Reading passage
Through Wednesday, the Thunder rank 20th offensively, having scored 107.6 points per 100 possessions. Only three teams — the Cavs, Bulls and Timberwolves — have seen a bigger drop in efficiency from last season, when the Thunder ranked seventh offensively (109.9 points scored per 100 possessions). They weren’t a very good shooting team from the outside last season, but they weren’t as bad as they are this year. They ranked 25th in effective field goal percentage from outside the paint (47.3 percent) in 2017-18.

The Thunder have seven players who have taken at least 75 shots from outside the paint, and only two of the seven — Paul George and Jerami Grant — have an effective field goal percentage from the outside better than the league average (49.0 percent).

Dennis Schroder has never been a very effective shooter from the outside. Terrance Ferguson isn’t much more of a threat from the outside than Roberson was the last couple of seasons. Patrick Patterson has been a disappointment since coming from Toronto in 2017, and Alex Abrines has seen a big drop in 3-point percentage from last season.

Of course, after George, the Thunder player who has taken the most shots from outside the paint is Westbrook, who ranks 53rd in mid-range field goal percentage (33.3 percent) among 54 players with at least 100 mid-range attempts and 165th in 3-point percentage (23.5 percent) among 165 players with at least 100 3-point attempts.

Westbrook has never been a good shooter from the outside, but this has been the worst jump-shooting season of his career. The mid-range field goal percentage is the worst of his career, while the 3-point percentage is the worst since his second season (when he took far fewer threes).

Westbrook has cut down on pull-up jumpers, averaging 8.7 per game (eighth most in the league), down from 9.7 last season and 12.4 two seasons ago. According to Second Spectrum tracking, 19 percent of his jumpers have been off the catch, and that’s the highest rate for him in the six years of tracking data (up from 11 percent last season). But he has shot worse (and less effectively) on catch-and-shoot jumpers (16-for-67, 24 percent, effective FG% of 34 percent) than he has on pull-up jumpers (90-for-279, 32 percent, 36 percent).

Short problem 1
Please copy the records verbatim, from their first line up to and including the line with "y-tick-label: 10 bbox=[119, 561, 162, 603]".

Data excerpts
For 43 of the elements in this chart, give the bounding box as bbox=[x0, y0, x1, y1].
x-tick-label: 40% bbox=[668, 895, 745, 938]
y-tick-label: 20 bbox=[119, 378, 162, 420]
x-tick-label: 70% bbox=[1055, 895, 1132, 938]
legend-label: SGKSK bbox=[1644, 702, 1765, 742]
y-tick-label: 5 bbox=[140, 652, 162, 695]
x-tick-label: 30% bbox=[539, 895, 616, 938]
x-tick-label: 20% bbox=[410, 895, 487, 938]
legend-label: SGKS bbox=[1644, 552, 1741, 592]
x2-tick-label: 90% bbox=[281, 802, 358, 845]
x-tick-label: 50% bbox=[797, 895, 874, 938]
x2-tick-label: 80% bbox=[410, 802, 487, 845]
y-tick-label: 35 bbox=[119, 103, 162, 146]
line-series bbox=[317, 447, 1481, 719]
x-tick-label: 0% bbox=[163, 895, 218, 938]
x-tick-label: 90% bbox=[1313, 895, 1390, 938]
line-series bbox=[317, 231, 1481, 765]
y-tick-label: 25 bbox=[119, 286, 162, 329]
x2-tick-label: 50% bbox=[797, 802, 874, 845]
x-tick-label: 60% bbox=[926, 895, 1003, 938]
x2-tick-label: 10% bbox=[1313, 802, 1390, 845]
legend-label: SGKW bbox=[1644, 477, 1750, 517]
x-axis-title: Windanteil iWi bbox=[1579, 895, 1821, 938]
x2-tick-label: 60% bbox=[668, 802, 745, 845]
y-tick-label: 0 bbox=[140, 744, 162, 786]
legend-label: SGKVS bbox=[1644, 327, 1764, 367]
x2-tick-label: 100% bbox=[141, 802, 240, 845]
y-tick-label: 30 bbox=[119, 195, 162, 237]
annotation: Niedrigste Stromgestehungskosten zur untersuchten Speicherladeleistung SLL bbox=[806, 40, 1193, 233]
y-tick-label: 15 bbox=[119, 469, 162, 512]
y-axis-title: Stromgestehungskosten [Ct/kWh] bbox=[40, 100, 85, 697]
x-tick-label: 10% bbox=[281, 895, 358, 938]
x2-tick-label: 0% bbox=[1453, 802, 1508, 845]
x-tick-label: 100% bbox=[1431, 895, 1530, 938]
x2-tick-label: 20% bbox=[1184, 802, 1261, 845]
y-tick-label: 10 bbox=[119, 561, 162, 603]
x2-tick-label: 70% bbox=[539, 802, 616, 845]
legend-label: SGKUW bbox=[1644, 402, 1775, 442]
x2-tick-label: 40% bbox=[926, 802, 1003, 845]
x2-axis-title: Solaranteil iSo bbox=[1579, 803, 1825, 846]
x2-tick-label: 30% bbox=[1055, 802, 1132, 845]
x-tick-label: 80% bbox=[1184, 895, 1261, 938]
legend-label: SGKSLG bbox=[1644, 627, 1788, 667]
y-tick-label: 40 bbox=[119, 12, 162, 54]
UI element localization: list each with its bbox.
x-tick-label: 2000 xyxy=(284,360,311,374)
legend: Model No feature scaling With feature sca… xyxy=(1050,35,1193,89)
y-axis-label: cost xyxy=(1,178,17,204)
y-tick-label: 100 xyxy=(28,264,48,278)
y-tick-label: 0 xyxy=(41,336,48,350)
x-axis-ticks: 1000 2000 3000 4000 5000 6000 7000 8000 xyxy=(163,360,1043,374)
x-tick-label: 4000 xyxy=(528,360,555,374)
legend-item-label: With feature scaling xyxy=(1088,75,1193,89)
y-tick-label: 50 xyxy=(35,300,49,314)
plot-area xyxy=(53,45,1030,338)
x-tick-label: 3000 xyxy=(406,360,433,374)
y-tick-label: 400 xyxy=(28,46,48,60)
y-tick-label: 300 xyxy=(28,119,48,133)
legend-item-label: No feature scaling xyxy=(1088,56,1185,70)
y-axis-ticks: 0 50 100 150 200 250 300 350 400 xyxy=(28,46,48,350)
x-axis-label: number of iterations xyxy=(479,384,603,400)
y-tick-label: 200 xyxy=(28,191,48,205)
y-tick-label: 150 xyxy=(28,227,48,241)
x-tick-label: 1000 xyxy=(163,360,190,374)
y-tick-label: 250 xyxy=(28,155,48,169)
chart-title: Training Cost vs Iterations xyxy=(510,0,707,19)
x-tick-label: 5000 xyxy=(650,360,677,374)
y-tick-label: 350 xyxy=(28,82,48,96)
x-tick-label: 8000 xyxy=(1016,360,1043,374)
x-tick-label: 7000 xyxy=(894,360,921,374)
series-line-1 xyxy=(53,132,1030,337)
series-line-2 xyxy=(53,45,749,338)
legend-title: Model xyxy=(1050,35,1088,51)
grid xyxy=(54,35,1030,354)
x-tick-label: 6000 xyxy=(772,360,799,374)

Short problem 2
Summarize the passage on the Thunder's outside shooting in two sentences.

Complete response 1
For 43 of the elements in this chart, give the bounding box as bbox=[x0, y0, x1, y1].
x-tick-label: 40% bbox=[668, 895, 745, 938]
y-tick-label: 20 bbox=[119, 378, 162, 420]
x-tick-label: 70% bbox=[1055, 895, 1132, 938]
legend-label: SGKSK bbox=[1644, 702, 1765, 742]
y-tick-label: 5 bbox=[140, 652, 162, 695]
x-tick-label: 30% bbox=[539, 895, 616, 938]
x-tick-label: 20% bbox=[410, 895, 487, 938]
legend-label: SGKS bbox=[1644, 552, 1741, 592]
x2-tick-label: 90% bbox=[281, 802, 358, 845]
x-tick-label: 50% bbox=[797, 895, 874, 938]
x2-tick-label: 80% bbox=[410, 802, 487, 845]
y-tick-label: 35 bbox=[119, 103, 162, 146]
line-series bbox=[317, 447, 1481, 719]
x-tick-label: 0% bbox=[163, 895, 218, 938]
x-tick-label: 90% bbox=[1313, 895, 1390, 938]
line-series bbox=[317, 231, 1481, 765]
y-tick-label: 25 bbox=[119, 286, 162, 329]
x2-tick-label: 50% bbox=[797, 802, 874, 845]
x-tick-label: 60% bbox=[926, 895, 1003, 938]
x2-tick-label: 10% bbox=[1313, 802, 1390, 845]
legend-label: SGKW bbox=[1644, 477, 1750, 517]
x-axis-title: Windanteil iWi bbox=[1579, 895, 1821, 938]
x2-tick-label: 60% bbox=[668, 802, 745, 845]
y-tick-label: 0 bbox=[140, 744, 162, 786]
legend-label: SGKVS bbox=[1644, 327, 1764, 367]
x2-tick-label: 100% bbox=[141, 802, 240, 845]
y-tick-label: 30 bbox=[119, 195, 162, 237]
annotation: Niedrigste Stromgestehungskosten zur untersuchten Speicherladeleistung SLL bbox=[806, 40, 1193, 233]
y-tick-label: 15 bbox=[119, 469, 162, 512]
y-axis-title: Stromgestehungskosten [Ct/kWh] bbox=[40, 100, 85, 697]
x-tick-label: 10% bbox=[281, 895, 358, 938]
x2-tick-label: 0% bbox=[1453, 802, 1508, 845]
x-tick-label: 100% bbox=[1431, 895, 1530, 938]
x2-tick-label: 20% bbox=[1184, 802, 1261, 845]
y-tick-label: 10 bbox=[119, 561, 162, 603]

Complete response 2
Through Wednesday the Thunder rank 20th offensively at 107.6 points per 100 possessions, down from seventh last season, and only Paul George and Jerami Grant among their seven players with at least 75 shots from outside the paint have a better effective field goal percentage from there than the league average. Westbrook is having the worst jump-shooting season of his career, and although he has cut down on pull-up jumpers and taken more jumpers off the catch, he has shot worse on catch-and-shoot jumpers than on pull-ups.